[Material for this task]

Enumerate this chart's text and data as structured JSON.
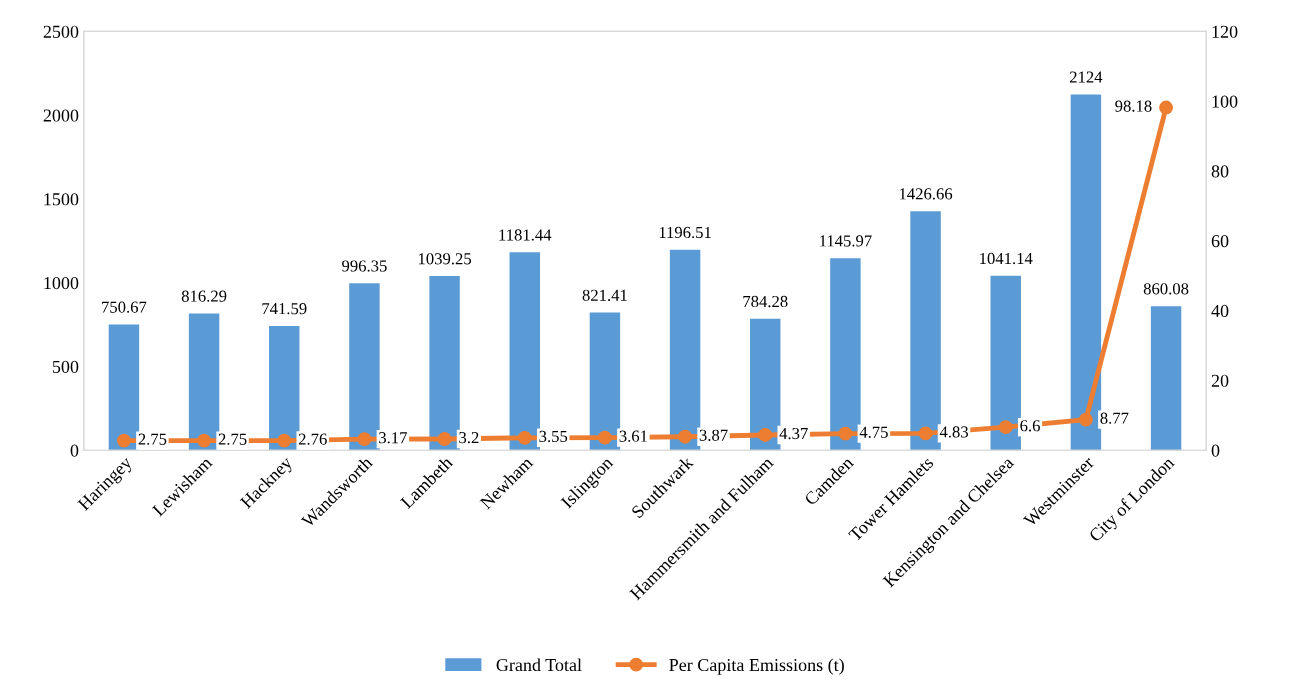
{
  "chart_data": {
    "type": "bar",
    "categories": [
      "Haringey",
      "Lewisham",
      "Hackney",
      "Wandsworth",
      "Lambeth",
      "Newham",
      "Islington",
      "Southwark",
      "Hammersmith and Fulham",
      "Camden",
      "Tower Hamlets",
      "Kensington and Chelsea",
      "Westminster",
      "City of London"
    ],
    "series": [
      {
        "name": "Grand Total",
        "color": "#5b9bd5",
        "values": [
          750.67,
          816.29,
          741.59,
          996.35,
          1039.25,
          1181.44,
          821.41,
          1196.51,
          784.28,
          1145.97,
          1426.66,
          1041.14,
          2124,
          860.08
        ]
      },
      {
        "name": "Per Capita Emissions (t)",
        "type": "line",
        "axis": "y2",
        "color": "#ed7d31",
        "marker": "circle",
        "values": [
          2.75,
          2.75,
          2.76,
          3.17,
          3.2,
          3.55,
          3.61,
          3.87,
          4.37,
          4.75,
          4.83,
          6.6,
          8.77,
          98.18
        ]
      }
    ],
    "ylim": [
      0,
      2500
    ],
    "yticks": [
      0,
      500,
      1000,
      1500,
      2000,
      2500
    ],
    "y2lim": [
      0,
      120
    ],
    "y2ticks": [
      0,
      20,
      40,
      60,
      80,
      100,
      120
    ],
    "data_labels": true,
    "grid": false,
    "legend": "bottom"
  }
}
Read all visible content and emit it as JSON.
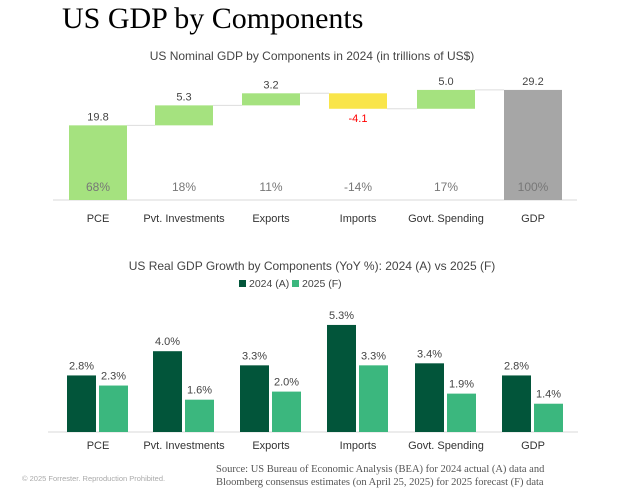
{
  "page_title": "US GDP by Components",
  "chart_data": [
    {
      "type": "waterfall",
      "title": "US Nominal GDP by Components in 2024 (in trillions of US$)",
      "categories": [
        "PCE",
        "Pvt. Investments",
        "Exports",
        "Imports",
        "Govt. Spending",
        "GDP"
      ],
      "values": [
        19.8,
        5.3,
        3.2,
        -4.1,
        5.0,
        29.2
      ],
      "value_labels": [
        "19.8",
        "5.3",
        "3.2",
        "-4.1",
        "5.0",
        "29.2"
      ],
      "share_labels": [
        "68%",
        "18%",
        "11%",
        "-14%",
        "17%",
        "100%"
      ],
      "colors": {
        "positive": "#a5e27f",
        "negative": "#f9e54a",
        "total": "#a6a6a6",
        "negative_label": "#ff0000"
      }
    },
    {
      "type": "bar",
      "title": "US Real GDP Growth by Components (YoY %): 2024 (A) vs 2025 (F)",
      "categories": [
        "PCE",
        "Pvt. Investments",
        "Exports",
        "Imports",
        "Govt. Spending",
        "GDP"
      ],
      "legend": "top",
      "series": [
        {
          "name": "2024 (A)",
          "color": "#02553a",
          "values": [
            2.8,
            4.0,
            3.3,
            5.3,
            3.4,
            2.8
          ],
          "labels": [
            "2.8%",
            "4.0%",
            "3.3%",
            "5.3%",
            "3.4%",
            "2.8%"
          ]
        },
        {
          "name": "2025 (F)",
          "color": "#3bb77e",
          "values": [
            2.3,
            1.6,
            2.0,
            3.3,
            1.9,
            1.4
          ],
          "labels": [
            "2.3%",
            "1.6%",
            "2.0%",
            "3.3%",
            "1.9%",
            "1.4%"
          ]
        }
      ]
    }
  ],
  "source": [
    "Source: US Bureau of Economic Analysis (BEA) for 2024 actual (A) data and",
    "Bloomberg consensus estimates (on April 25, 2025) for 2025 forecast (F) data"
  ],
  "copyright": "© 2025 Forrester. Reproduction Prohibited."
}
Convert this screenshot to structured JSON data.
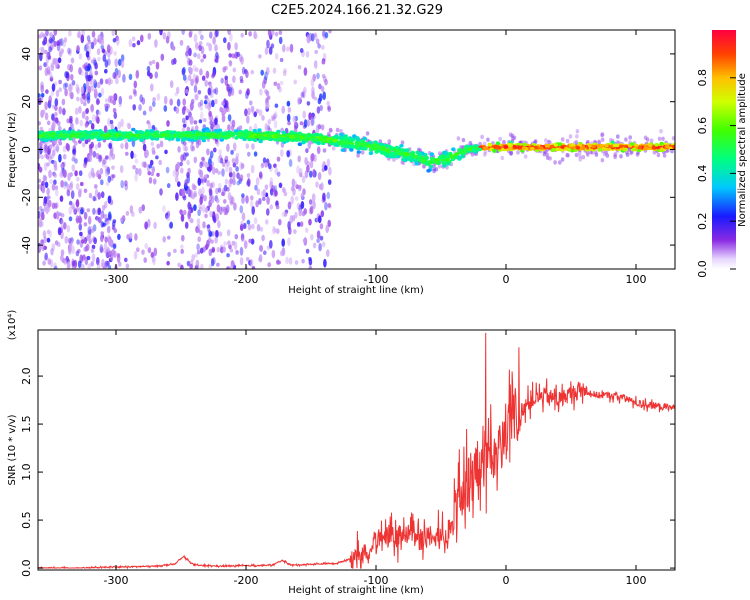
{
  "title": "C2E5.2024.166.21.32.G29",
  "chart_data": [
    {
      "type": "heatmap",
      "xlabel": "Height of straight line (km)",
      "ylabel": "Frequency (Hz)",
      "xlim": [
        -360,
        130
      ],
      "ylim": [
        -50,
        50
      ],
      "xticks": [
        -300,
        -200,
        -100,
        0,
        100
      ],
      "yticks": [
        -40,
        -20,
        0,
        20,
        40
      ],
      "colorbar": {
        "label": "Normalized spectral amplitude",
        "range": [
          0.0,
          1.0
        ],
        "ticks": [
          "0.0",
          "0.2",
          "0.4",
          "0.6",
          "0.8"
        ],
        "tick_values": [
          0.0,
          0.2,
          0.4,
          0.6,
          0.8
        ]
      },
      "ridge": {
        "x": [
          -350,
          -300,
          -250,
          -200,
          -150,
          -120,
          -100,
          -75,
          -60,
          -45,
          -30,
          -15,
          0,
          50,
          100,
          130
        ],
        "y": [
          6,
          6,
          6,
          6,
          5,
          3,
          1,
          -2,
          -5,
          -4,
          0,
          1,
          1,
          1,
          1,
          1
        ]
      }
    },
    {
      "type": "line",
      "xlabel": "Height of straight line (km)",
      "ylabel": "SNR (10 * v/v)",
      "multiplier": "(x10⁴)",
      "xlim": [
        -360,
        130
      ],
      "ylim": [
        -0.02,
        2.48
      ],
      "xticks": [
        -300,
        -200,
        -100,
        0,
        100
      ],
      "yticks": [
        0.0,
        0.5,
        1.0,
        1.5,
        2.0
      ],
      "ytick_labels": [
        "0.0",
        "0.5",
        "1.0",
        "1.5",
        "2.0"
      ],
      "series": [
        {
          "color": "#ee3333",
          "x": [
            -360,
            -330,
            -300,
            -270,
            -255,
            -248,
            -240,
            -220,
            -180,
            -172,
            -165,
            -150,
            -130,
            -115,
            -105,
            -100,
            -95,
            -85,
            -75,
            -65,
            -55,
            -45,
            -38,
            -32,
            -27,
            -22,
            -18,
            -15,
            -12,
            -8,
            -3,
            0,
            5,
            10,
            15,
            20,
            30,
            40,
            50,
            60,
            70,
            80,
            90,
            100,
            110,
            120,
            130
          ],
          "y": [
            0.0,
            0.0,
            0.01,
            0.02,
            0.04,
            0.12,
            0.03,
            0.02,
            0.03,
            0.08,
            0.03,
            0.04,
            0.05,
            0.12,
            0.2,
            0.3,
            0.35,
            0.3,
            0.38,
            0.33,
            0.35,
            0.35,
            0.45,
            0.7,
            0.95,
            1.05,
            1.15,
            1.3,
            1.2,
            1.35,
            1.25,
            1.4,
            1.5,
            1.6,
            1.7,
            1.75,
            1.8,
            1.75,
            1.82,
            1.85,
            1.8,
            1.8,
            1.78,
            1.72,
            1.7,
            1.68,
            1.67
          ]
        }
      ]
    }
  ]
}
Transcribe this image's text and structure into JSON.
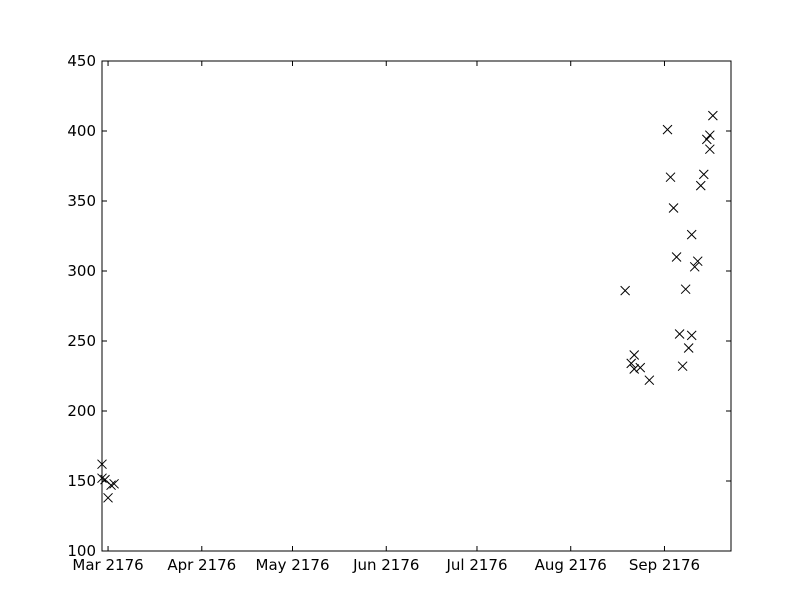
{
  "chart_data": {
    "type": "scatter",
    "title": "",
    "xlabel": "",
    "ylabel": "",
    "x_axis_type": "date",
    "xlim": [
      "2176-02-28",
      "2176-09-23"
    ],
    "ylim": [
      100,
      450
    ],
    "marker": "x",
    "grid": false,
    "x_ticks": [
      {
        "date": "2176-03-01",
        "label": "Mar 2176"
      },
      {
        "date": "2176-04-01",
        "label": "Apr 2176"
      },
      {
        "date": "2176-05-01",
        "label": "May 2176"
      },
      {
        "date": "2176-06-01",
        "label": "Jun 2176"
      },
      {
        "date": "2176-07-01",
        "label": "Jul 2176"
      },
      {
        "date": "2176-08-01",
        "label": "Aug 2176"
      },
      {
        "date": "2176-09-01",
        "label": "Sep 2176"
      }
    ],
    "y_ticks": [
      {
        "value": 100,
        "label": "100"
      },
      {
        "value": 150,
        "label": "150"
      },
      {
        "value": 200,
        "label": "200"
      },
      {
        "value": 250,
        "label": "250"
      },
      {
        "value": 300,
        "label": "300"
      },
      {
        "value": 350,
        "label": "350"
      },
      {
        "value": 400,
        "label": "400"
      },
      {
        "value": 450,
        "label": "450"
      }
    ],
    "points": [
      {
        "x": "2176-02-28",
        "y": 162
      },
      {
        "x": "2176-02-28",
        "y": 152
      },
      {
        "x": "2176-02-29",
        "y": 151
      },
      {
        "x": "2176-03-01",
        "y": 138
      },
      {
        "x": "2176-03-02",
        "y": 147
      },
      {
        "x": "2176-03-03",
        "y": 148
      },
      {
        "x": "2176-08-19",
        "y": 286
      },
      {
        "x": "2176-08-21",
        "y": 234
      },
      {
        "x": "2176-08-22",
        "y": 240
      },
      {
        "x": "2176-08-22",
        "y": 230
      },
      {
        "x": "2176-08-24",
        "y": 231
      },
      {
        "x": "2176-08-27",
        "y": 222
      },
      {
        "x": "2176-09-02",
        "y": 401
      },
      {
        "x": "2176-09-03",
        "y": 367
      },
      {
        "x": "2176-09-04",
        "y": 345
      },
      {
        "x": "2176-09-05",
        "y": 310
      },
      {
        "x": "2176-09-06",
        "y": 255
      },
      {
        "x": "2176-09-07",
        "y": 232
      },
      {
        "x": "2176-09-08",
        "y": 287
      },
      {
        "x": "2176-09-09",
        "y": 245
      },
      {
        "x": "2176-09-10",
        "y": 326
      },
      {
        "x": "2176-09-10",
        "y": 254
      },
      {
        "x": "2176-09-11",
        "y": 303
      },
      {
        "x": "2176-09-12",
        "y": 307
      },
      {
        "x": "2176-09-13",
        "y": 361
      },
      {
        "x": "2176-09-14",
        "y": 369
      },
      {
        "x": "2176-09-15",
        "y": 394
      },
      {
        "x": "2176-09-16",
        "y": 387
      },
      {
        "x": "2176-09-16",
        "y": 397
      },
      {
        "x": "2176-09-17",
        "y": 411
      }
    ]
  }
}
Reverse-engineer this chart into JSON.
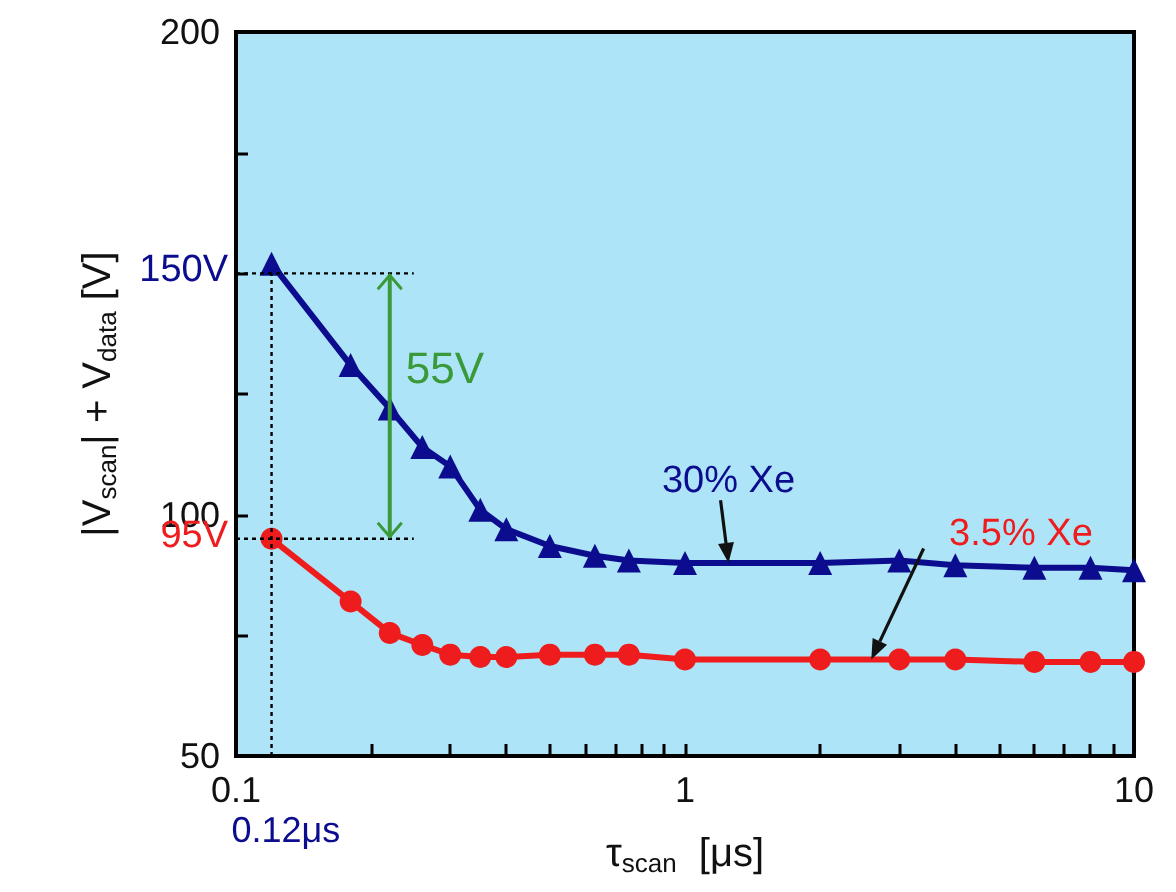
{
  "chart_data": {
    "type": "line",
    "xlabel": "τ$_{scan}$  [μs]",
    "ylabel": "|V$_{scan}$| + V$_{data}$ [V]",
    "log": "x",
    "grid": false,
    "legend": false,
    "xlim": [
      0.1,
      10
    ],
    "xticks": [
      0.1,
      {
        "value": 0.2,
        "label": null
      },
      {
        "value": 0.3,
        "label": null
      },
      {
        "value": 0.4,
        "label": null
      },
      {
        "value": 0.5,
        "label": null
      },
      {
        "value": 0.6,
        "label": null
      },
      {
        "value": 0.7,
        "label": null
      },
      {
        "value": 0.8,
        "label": null
      },
      {
        "value": 0.9,
        "label": null
      },
      1,
      {
        "value": 2,
        "label": null
      },
      {
        "value": 3,
        "label": null
      },
      {
        "value": 4,
        "label": null
      },
      {
        "value": 5,
        "label": null
      },
      {
        "value": 6,
        "label": null
      },
      {
        "value": 7,
        "label": null
      },
      {
        "value": 8,
        "label": null
      },
      {
        "value": 9,
        "label": null
      },
      10
    ],
    "ylim": [
      50,
      200
    ],
    "yticks": [
      50,
      {
        "value": 75,
        "label": null
      },
      100,
      {
        "value": 125,
        "label": null
      },
      {
        "value": 150,
        "label": null
      },
      {
        "value": 175,
        "label": null
      },
      200
    ],
    "x": [
      0.12,
      0.18,
      0.22,
      0.26,
      0.3,
      0.35,
      0.4,
      0.5,
      0.63,
      0.75,
      1,
      2,
      3,
      4,
      6,
      8,
      10
    ],
    "series": [
      {
        "name": "30% Xe",
        "color": "#0c0c8e",
        "marker": "triangle",
        "values": [
          152,
          131,
          122,
          114,
          110,
          101,
          97,
          93.5,
          91.5,
          90.5,
          90,
          90,
          90.5,
          89.5,
          89,
          89,
          88.5
        ]
      },
      {
        "name": "3.5% Xe",
        "color": "#ee1c1c",
        "marker": "circle",
        "values": [
          95,
          82,
          75.5,
          73,
          71,
          70.5,
          70.5,
          71,
          71,
          71,
          70,
          70,
          70,
          70,
          69.5,
          69.5,
          69.5
        ]
      }
    ],
    "ref_lines": [
      {
        "axis": "y",
        "value": 150,
        "label": "150V",
        "line_style": "dotted"
      },
      {
        "axis": "y",
        "value": 95,
        "label": "95V",
        "line_style": "dotted"
      },
      {
        "axis": "x",
        "value": 0.12,
        "label": "0.12μs",
        "line_style": "dotted"
      }
    ],
    "annotations": [
      {
        "text": "55V",
        "x": 0.22,
        "y": 122.5
      }
    ]
  }
}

[What to do]
In the records above, find each line with the word "JSON" and copy it.

[Output for this task]
Enumerate this chart's text and data as structured JSON.
Read all visible content and emit it as JSON.
Convert this screenshot to structured JSON data.
Transcribe this image's text and structure into JSON.
Reverse-engineer this chart into JSON.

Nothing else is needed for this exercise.